--- WRITTEN INSTRUCTION ---
Reproduce all of the material word for word.

========

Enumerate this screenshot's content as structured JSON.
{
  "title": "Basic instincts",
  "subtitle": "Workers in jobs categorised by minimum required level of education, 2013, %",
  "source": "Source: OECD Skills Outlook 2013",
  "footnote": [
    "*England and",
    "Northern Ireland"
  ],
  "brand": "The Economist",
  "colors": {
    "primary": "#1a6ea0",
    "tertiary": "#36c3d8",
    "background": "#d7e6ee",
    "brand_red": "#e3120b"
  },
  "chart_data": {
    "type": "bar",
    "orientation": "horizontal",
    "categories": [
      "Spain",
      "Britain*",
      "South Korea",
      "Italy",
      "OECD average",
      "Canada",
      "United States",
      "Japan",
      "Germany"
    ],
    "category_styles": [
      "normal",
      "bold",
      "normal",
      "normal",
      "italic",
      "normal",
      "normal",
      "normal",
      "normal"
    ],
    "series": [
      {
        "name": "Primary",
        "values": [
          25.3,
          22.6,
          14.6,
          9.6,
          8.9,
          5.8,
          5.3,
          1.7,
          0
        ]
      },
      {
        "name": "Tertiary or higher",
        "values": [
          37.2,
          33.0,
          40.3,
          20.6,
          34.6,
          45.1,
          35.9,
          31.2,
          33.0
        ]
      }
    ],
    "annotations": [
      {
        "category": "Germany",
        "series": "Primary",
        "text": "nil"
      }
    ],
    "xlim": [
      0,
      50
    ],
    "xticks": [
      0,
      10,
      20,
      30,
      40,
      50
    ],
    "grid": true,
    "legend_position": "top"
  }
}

========

--- WRITTEN REPLY ---
Enumerate this screenshot's content as structured JSON.
{
  "title": "Basic instincts",
  "subtitle": "Workers in jobs categorised by minimum required level of education, 2013, %",
  "source": "Source: OECD Skills Outlook 2013",
  "footnote": [
    "*England and",
    "Northern Ireland"
  ],
  "brand": "The Economist",
  "colors": {
    "primary": "#1a6ea0",
    "tertiary": "#36c3d8",
    "background": "#d7e6ee",
    "brand_red": "#e3120b"
  },
  "chart_data": {
    "type": "bar",
    "orientation": "horizontal",
    "categories": [
      "Spain",
      "Britain*",
      "South Korea",
      "Italy",
      "OECD average",
      "Canada",
      "United States",
      "Japan",
      "Germany"
    ],
    "category_styles": [
      "normal",
      "bold",
      "normal",
      "normal",
      "italic",
      "normal",
      "normal",
      "normal",
      "normal"
    ],
    "series": [
      {
        "name": "Primary",
        "values": [
          25.3,
          22.6,
          14.6,
          9.6,
          8.9,
          5.8,
          5.3,
          1.7,
          0
        ]
      },
      {
        "name": "Tertiary or higher",
        "values": [
          37.2,
          33.0,
          40.3,
          20.6,
          34.6,
          45.1,
          35.9,
          31.2,
          33.0
        ]
      }
    ],
    "annotations": [
      {
        "category": "Germany",
        "series": "Primary",
        "text": "nil"
      }
    ],
    "xlim": [
      0,
      50
    ],
    "xticks": [
      0,
      10,
      20,
      30,
      40,
      50
    ],
    "grid": true,
    "legend_position": "top"
  }
}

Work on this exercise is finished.